═══ RECORDS SUPPLIED

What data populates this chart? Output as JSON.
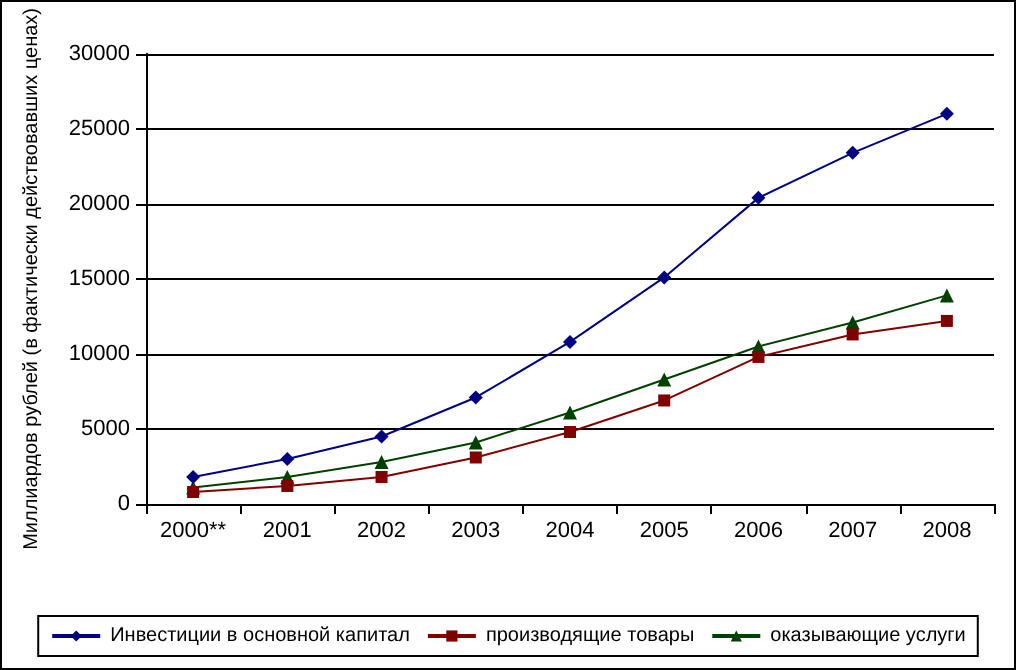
{
  "chart_data": {
    "type": "line",
    "ylabel": "Миллиардов рублей (в фактически действовавших ценах)",
    "categories": [
      "2000**",
      "2001",
      "2002",
      "2003",
      "2004",
      "2005",
      "2006",
      "2007",
      "2008"
    ],
    "series": [
      {
        "name": "Инвестиции в основной капитал",
        "color": "#000080",
        "marker": "diamond",
        "values": [
          1800,
          3000,
          4500,
          7100,
          10800,
          15100,
          20400,
          23400,
          26000
        ]
      },
      {
        "name": "производящие товары",
        "color": "#800000",
        "marker": "square",
        "values": [
          800,
          1200,
          1800,
          3100,
          4800,
          6900,
          9800,
          11300,
          12200
        ]
      },
      {
        "name": "оказывающие услуги",
        "color": "#004000",
        "marker": "triangle",
        "values": [
          1100,
          1800,
          2800,
          4100,
          6100,
          8300,
          10500,
          12100,
          13900
        ]
      }
    ],
    "ylim": [
      0,
      30000
    ],
    "yticks": [
      0,
      5000,
      10000,
      15000,
      20000,
      25000,
      30000
    ],
    "grid": "y",
    "legend": "bottom",
    "line_style": "solid"
  }
}
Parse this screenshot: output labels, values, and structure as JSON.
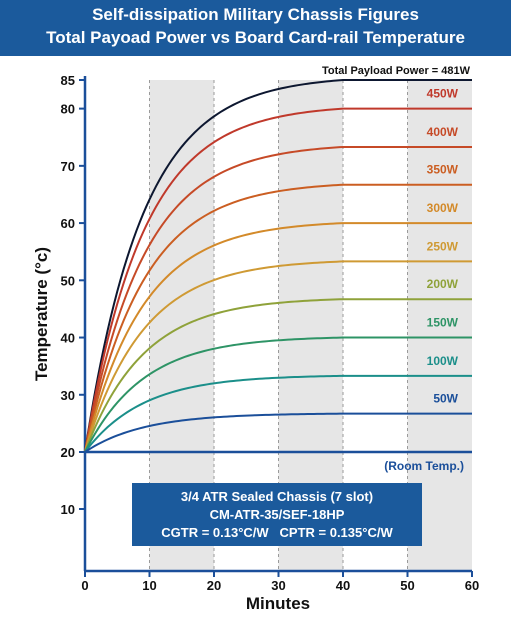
{
  "title": "Self-dissipation Military Chassis Figures",
  "subtitle": "Total Payoad Power vs Board Card-rail Temperature",
  "chart_data": {
    "type": "line",
    "xlabel": "Minutes",
    "ylabel": "Temperature (°c)",
    "xlim": [
      0,
      60
    ],
    "ylim": [
      0,
      85
    ],
    "x_ticks": [
      0,
      10,
      20,
      30,
      40,
      50,
      60
    ],
    "y_ticks": [
      10,
      20,
      30,
      40,
      50,
      60,
      70,
      80,
      85
    ],
    "shaded_bands": [
      [
        10,
        20
      ],
      [
        30,
        40
      ],
      [
        50,
        60
      ]
    ],
    "baseline": {
      "label": "(Room Temp.)",
      "value": 20,
      "color": "#1b4f9a"
    },
    "series": [
      {
        "name": "Total Payload Power = 481W",
        "final": 85,
        "color": "#0d1730"
      },
      {
        "name": "450W",
        "final": 80,
        "color": "#c0392b"
      },
      {
        "name": "400W",
        "final": 73.3,
        "color": "#c64a27"
      },
      {
        "name": "350W",
        "final": 66.7,
        "color": "#cb5e22"
      },
      {
        "name": "300W",
        "final": 60,
        "color": "#d38a2a"
      },
      {
        "name": "250W",
        "final": 53.3,
        "color": "#cf9a34"
      },
      {
        "name": "200W",
        "final": 46.7,
        "color": "#8fa23a"
      },
      {
        "name": "150W",
        "final": 40,
        "color": "#2e9466"
      },
      {
        "name": "100W",
        "final": 33.3,
        "color": "#1b8f8a"
      },
      {
        "name": "50W",
        "final": 26.7,
        "color": "#1b4f9a"
      }
    ],
    "start_value": 20,
    "info_box": {
      "line1": "3/4 ATR Sealed Chassis (7 slot)",
      "line2": "CM-ATR-35/SEF-18HP",
      "line3": "CGTR = 0.13°C/W   CPTR = 0.135°C/W",
      "color": "#1b5a9c"
    }
  }
}
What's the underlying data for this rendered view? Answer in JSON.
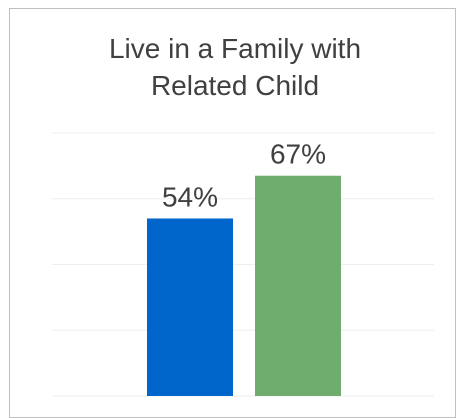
{
  "chart_data": {
    "type": "bar",
    "title_lines": [
      "Live in a Family with",
      "Related Child"
    ],
    "categories": [
      "",
      ""
    ],
    "values": [
      54,
      67
    ],
    "data_labels": [
      "54%",
      "67%"
    ],
    "colors": [
      "#0066cc",
      "#6fad6f"
    ],
    "ylim": [
      0,
      80
    ],
    "grid": true,
    "legend": "none"
  }
}
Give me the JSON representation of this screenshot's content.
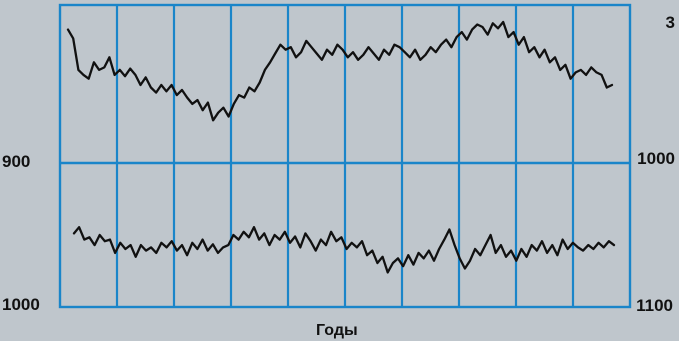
{
  "chart_data": {
    "type": "line",
    "xlabel": "Годы",
    "grid": true,
    "panels": [
      {
        "position": "top",
        "left_tick_label": "900",
        "right_tick_labels": [
          "3",
          "1000"
        ],
        "series": [
          {
            "values": [
              0.94,
              0.87,
              0.62,
              0.58,
              0.55,
              0.68,
              0.62,
              0.64,
              0.72,
              0.58,
              0.62,
              0.57,
              0.63,
              0.58,
              0.5,
              0.56,
              0.48,
              0.44,
              0.5,
              0.45,
              0.5,
              0.42,
              0.46,
              0.4,
              0.35,
              0.38,
              0.3,
              0.36,
              0.22,
              0.28,
              0.32,
              0.25,
              0.35,
              0.42,
              0.4,
              0.48,
              0.45,
              0.52,
              0.62,
              0.68,
              0.75,
              0.82,
              0.78,
              0.8,
              0.72,
              0.76,
              0.85,
              0.8,
              0.75,
              0.7,
              0.78,
              0.74,
              0.82,
              0.78,
              0.72,
              0.76,
              0.7,
              0.74,
              0.8,
              0.75,
              0.7,
              0.78,
              0.74,
              0.82,
              0.8,
              0.76,
              0.72,
              0.78,
              0.7,
              0.74,
              0.8,
              0.76,
              0.82,
              0.86,
              0.8,
              0.88,
              0.92,
              0.86,
              0.94,
              0.98,
              0.96,
              0.9,
              0.99,
              0.95,
              1.0,
              0.88,
              0.92,
              0.82,
              0.88,
              0.76,
              0.8,
              0.72,
              0.78,
              0.68,
              0.72,
              0.62,
              0.66,
              0.55,
              0.6,
              0.62,
              0.58,
              0.64,
              0.6,
              0.58,
              0.48,
              0.5
            ]
          }
        ]
      },
      {
        "position": "bottom",
        "left_tick_label": "1000",
        "right_tick_labels": [
          "1100"
        ],
        "series": [
          {
            "values": [
              0.7,
              0.78,
              0.62,
              0.65,
              0.55,
              0.68,
              0.6,
              0.62,
              0.45,
              0.58,
              0.5,
              0.55,
              0.4,
              0.55,
              0.48,
              0.52,
              0.45,
              0.58,
              0.52,
              0.6,
              0.48,
              0.55,
              0.42,
              0.58,
              0.5,
              0.62,
              0.48,
              0.56,
              0.45,
              0.52,
              0.55,
              0.68,
              0.62,
              0.72,
              0.65,
              0.78,
              0.62,
              0.7,
              0.55,
              0.68,
              0.62,
              0.72,
              0.58,
              0.66,
              0.52,
              0.7,
              0.6,
              0.48,
              0.62,
              0.55,
              0.72,
              0.6,
              0.65,
              0.5,
              0.58,
              0.52,
              0.6,
              0.42,
              0.48,
              0.32,
              0.4,
              0.2,
              0.32,
              0.38,
              0.28,
              0.42,
              0.3,
              0.45,
              0.38,
              0.48,
              0.35,
              0.5,
              0.62,
              0.75,
              0.55,
              0.38,
              0.25,
              0.35,
              0.5,
              0.42,
              0.55,
              0.68,
              0.45,
              0.55,
              0.4,
              0.48,
              0.35,
              0.5,
              0.4,
              0.55,
              0.48,
              0.6,
              0.45,
              0.55,
              0.42,
              0.62,
              0.5,
              0.58,
              0.52,
              0.48,
              0.55,
              0.5,
              0.58,
              0.52,
              0.6,
              0.55
            ]
          }
        ]
      }
    ]
  },
  "colors": {
    "background": "#bfc6cc",
    "grid": "#1a85c9",
    "line": "#111111",
    "text": "#111111"
  }
}
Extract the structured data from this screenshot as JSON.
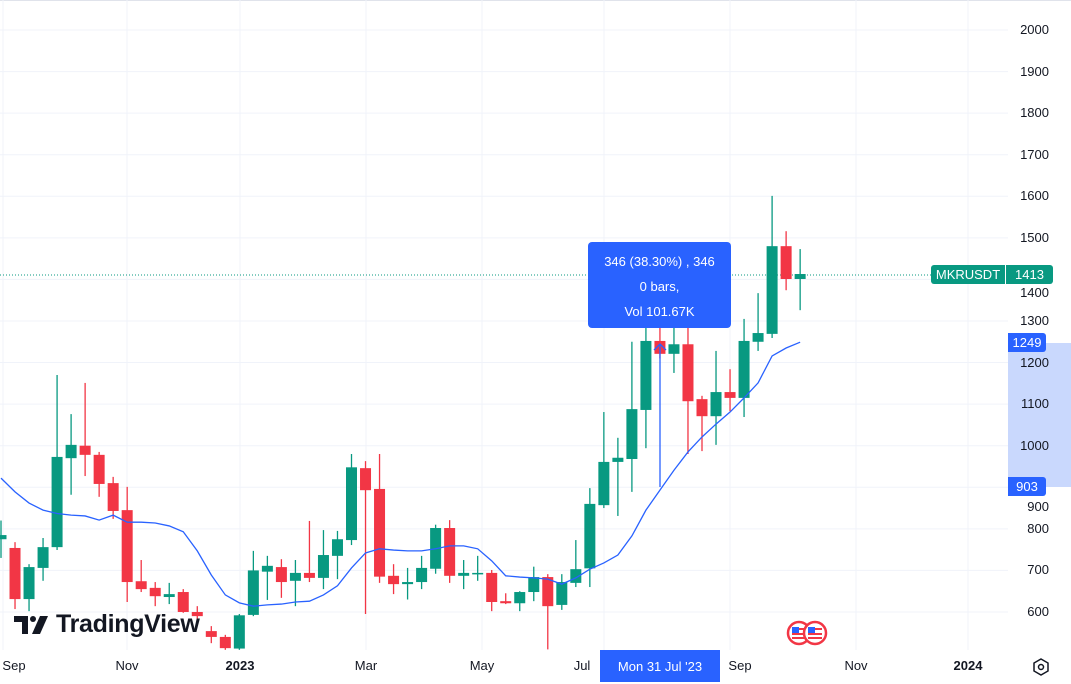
{
  "symbol": {
    "name": "MKRUSDT",
    "last_price": "1413"
  },
  "measure": {
    "line1": "346 (38.30%) , 346",
    "line2": "0 bars,",
    "line3": "Vol 101.67K",
    "from_price": "903",
    "to_price": "1249",
    "date_label": "Mon 31 Jul '23"
  },
  "logo": "TradingView",
  "colors": {
    "up": "#089981",
    "down": "#f23645",
    "ma": "#2962ff",
    "measure": "#2962ff",
    "band": "#c9d8fd"
  },
  "icons": {
    "settings": "gear-icon",
    "events": "us-flag-economic-events-icon"
  },
  "chart_data": {
    "type": "candlestick",
    "interval": "weekly",
    "ylim": [
      520,
      2020
    ],
    "grid": true,
    "y_ticks": [
      "2000",
      "1900",
      "1800",
      "1700",
      "1600",
      "1500",
      "1400",
      "1300",
      "1200",
      "1100",
      "1000",
      "900",
      "800",
      "700",
      "600"
    ],
    "x_ticks": [
      "Sep",
      "Nov",
      "2023",
      "Mar",
      "May",
      "Jul",
      "Sep",
      "Nov",
      "2024"
    ],
    "ohlc_fields": [
      "open",
      "high",
      "low",
      "close"
    ],
    "candles": [
      [
        775,
        820,
        730,
        785
      ],
      [
        754,
        768,
        607,
        631
      ],
      [
        631,
        715,
        602,
        708
      ],
      [
        706,
        778,
        675,
        756
      ],
      [
        756,
        1170,
        749,
        973
      ],
      [
        970,
        1076,
        882,
        1002
      ],
      [
        1000,
        1151,
        927,
        978
      ],
      [
        978,
        985,
        877,
        908
      ],
      [
        910,
        925,
        824,
        843
      ],
      [
        845,
        901,
        624,
        672
      ],
      [
        674,
        725,
        648,
        655
      ],
      [
        658,
        672,
        614,
        638
      ],
      [
        636,
        670,
        619,
        643
      ],
      [
        648,
        655,
        598,
        600
      ],
      [
        600,
        614,
        570,
        590
      ],
      [
        554,
        566,
        525,
        540
      ],
      [
        540,
        545,
        509,
        513
      ],
      [
        512,
        595,
        509,
        592
      ],
      [
        593,
        747,
        590,
        700
      ],
      [
        697,
        735,
        629,
        711
      ],
      [
        708,
        727,
        634,
        672
      ],
      [
        675,
        725,
        614,
        694
      ],
      [
        694,
        819,
        672,
        682
      ],
      [
        682,
        797,
        655,
        737
      ],
      [
        735,
        795,
        679,
        775
      ],
      [
        773,
        980,
        761,
        948
      ],
      [
        946,
        963,
        595,
        893
      ],
      [
        896,
        980,
        670,
        685
      ],
      [
        687,
        715,
        643,
        667
      ],
      [
        667,
        706,
        630,
        672
      ],
      [
        672,
        735,
        655,
        706
      ],
      [
        704,
        810,
        692,
        802
      ],
      [
        802,
        821,
        670,
        687
      ],
      [
        687,
        725,
        655,
        694
      ],
      [
        692,
        735,
        675,
        694
      ],
      [
        694,
        701,
        602,
        624
      ],
      [
        626,
        645,
        619,
        621
      ],
      [
        621,
        650,
        602,
        648
      ],
      [
        648,
        709,
        626,
        684
      ],
      [
        684,
        691,
        510,
        614
      ],
      [
        617,
        691,
        605,
        672
      ],
      [
        670,
        773,
        660,
        703
      ],
      [
        705,
        898,
        660,
        860
      ],
      [
        857,
        1081,
        850,
        961
      ],
      [
        961,
        1019,
        831,
        971
      ],
      [
        968,
        1250,
        889,
        1088
      ],
      [
        1086,
        1300,
        994,
        1252
      ],
      [
        1252,
        1290,
        1210,
        1221
      ],
      [
        1221,
        1290,
        1175,
        1244
      ],
      [
        1244,
        1300,
        980,
        1107
      ],
      [
        1112,
        1120,
        987,
        1071
      ],
      [
        1071,
        1228,
        1002,
        1129
      ],
      [
        1129,
        1184,
        1083,
        1115
      ],
      [
        1115,
        1305,
        1069,
        1252
      ],
      [
        1250,
        1367,
        1228,
        1271
      ],
      [
        1269,
        1601,
        1259,
        1480
      ],
      [
        1480,
        1516,
        1374,
        1401
      ],
      [
        1401,
        1473,
        1326,
        1413
      ]
    ],
    "moving_average": [
      922,
      889,
      862,
      845,
      837,
      833,
      831,
      821,
      833,
      816,
      816,
      814,
      807,
      793,
      747,
      689,
      641,
      622,
      614,
      617,
      619,
      624,
      626,
      641,
      663,
      706,
      742,
      752,
      749,
      747,
      747,
      752,
      759,
      759,
      752,
      723,
      687,
      684,
      682,
      679,
      667,
      682,
      703,
      718,
      737,
      783,
      845,
      893,
      941,
      985,
      1021,
      1052,
      1081,
      1115,
      1151,
      1216,
      1235,
      1249
    ]
  }
}
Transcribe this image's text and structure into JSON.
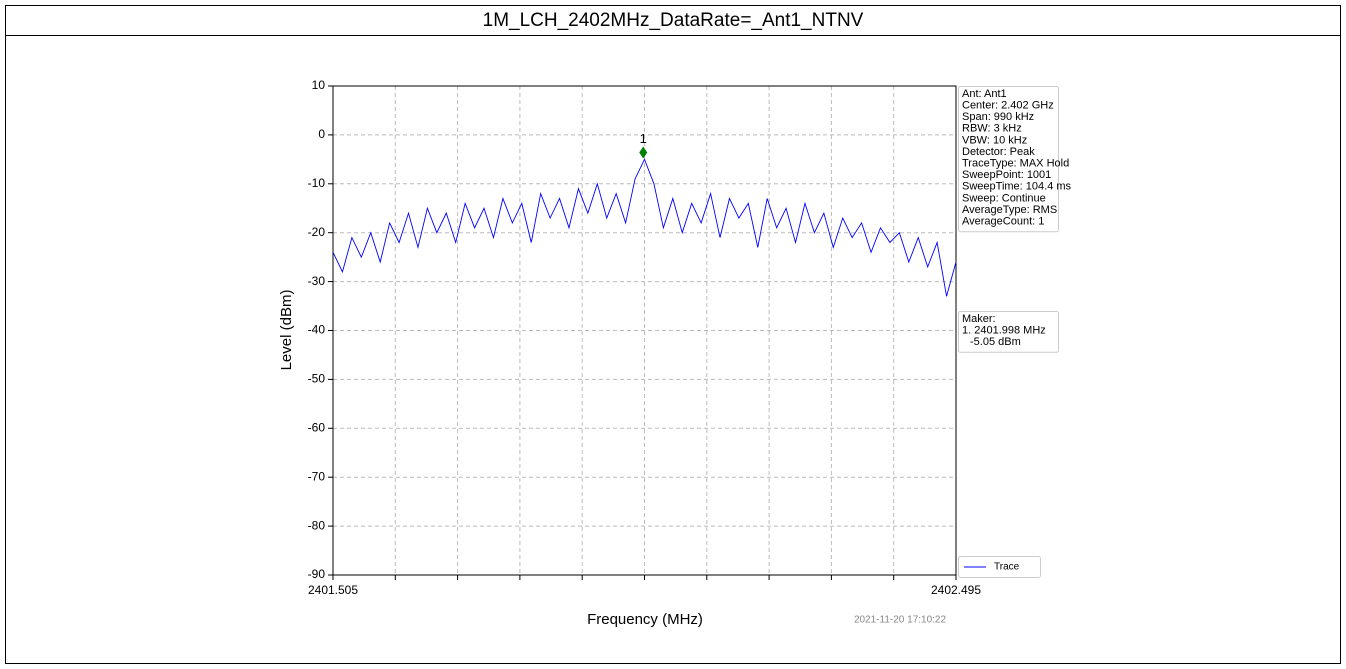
{
  "chart_data": {
    "type": "line",
    "title": "1M_LCH_2402MHz_DataRate=_Ant1_NTNV",
    "xlabel": "Frequency (MHz)",
    "ylabel": "Level (dBm)",
    "timestamp": "2021-11-20 17:10:22",
    "xlim": [
      2401.505,
      2402.495
    ],
    "xticks": [
      2401.505,
      2402.495
    ],
    "xgrid_divisions": 10,
    "ylim": [
      -90,
      10
    ],
    "yticks": [
      10,
      0,
      -10,
      -20,
      -30,
      -40,
      -50,
      -60,
      -70,
      -80,
      -90
    ],
    "grid": true,
    "legend": "lower right",
    "series": [
      {
        "name": "Trace",
        "color": "#0000ff",
        "x": [
          2401.505,
          2401.52,
          2401.535,
          2401.55,
          2401.565,
          2401.58,
          2401.595,
          2401.61,
          2401.625,
          2401.64,
          2401.655,
          2401.67,
          2401.685,
          2401.7,
          2401.715,
          2401.73,
          2401.745,
          2401.76,
          2401.775,
          2401.79,
          2401.805,
          2401.82,
          2401.835,
          2401.85,
          2401.865,
          2401.88,
          2401.895,
          2401.91,
          2401.925,
          2401.94,
          2401.955,
          2401.97,
          2401.985,
          2402.0,
          2402.015,
          2402.03,
          2402.045,
          2402.06,
          2402.075,
          2402.09,
          2402.105,
          2402.12,
          2402.135,
          2402.15,
          2402.165,
          2402.18,
          2402.195,
          2402.21,
          2402.225,
          2402.24,
          2402.255,
          2402.27,
          2402.285,
          2402.3,
          2402.315,
          2402.33,
          2402.345,
          2402.36,
          2402.375,
          2402.39,
          2402.405,
          2402.42,
          2402.435,
          2402.45,
          2402.465,
          2402.48,
          2402.495
        ],
        "values": [
          -24,
          -28,
          -21,
          -25,
          -20,
          -26,
          -18,
          -22,
          -16,
          -23,
          -15,
          -20,
          -16,
          -22,
          -14,
          -19,
          -15,
          -21,
          -13,
          -18,
          -14,
          -22,
          -12,
          -17,
          -13,
          -19,
          -11,
          -16,
          -10,
          -17,
          -12,
          -18,
          -9,
          -5,
          -10,
          -19,
          -13,
          -20,
          -14,
          -18,
          -12,
          -21,
          -13,
          -17,
          -14,
          -23,
          -13,
          -19,
          -15,
          -22,
          -14,
          -20,
          -16,
          -23,
          -17,
          -21,
          -18,
          -24,
          -19,
          -22,
          -20,
          -26,
          -21,
          -27,
          -22,
          -33,
          -26
        ]
      }
    ],
    "marker": {
      "label": "1",
      "x": 2401.998,
      "y": -3.6,
      "color": "#008000"
    },
    "info": [
      "Ant: Ant1",
      "Center: 2.402 GHz",
      "Span: 990 kHz",
      "RBW: 3 kHz",
      "VBW: 10 kHz",
      "Detector: Peak",
      "TraceType: MAX Hold",
      "SweepPoint: 1001",
      "SweepTime: 104.4 ms",
      "Sweep: Continue",
      "AverageType: RMS",
      "AverageCount: 1"
    ],
    "marker_box": [
      "Maker:",
      "1. 2401.998 MHz",
      "-5.05 dBm"
    ]
  }
}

══════

** REQUIREMENT **
Out of the preceding entries, pull every line containing the string "text".

** SOLUTION TO THIS EXERCISE **
    "text": "#111111"
Transcribe this image's text and structure into JSON.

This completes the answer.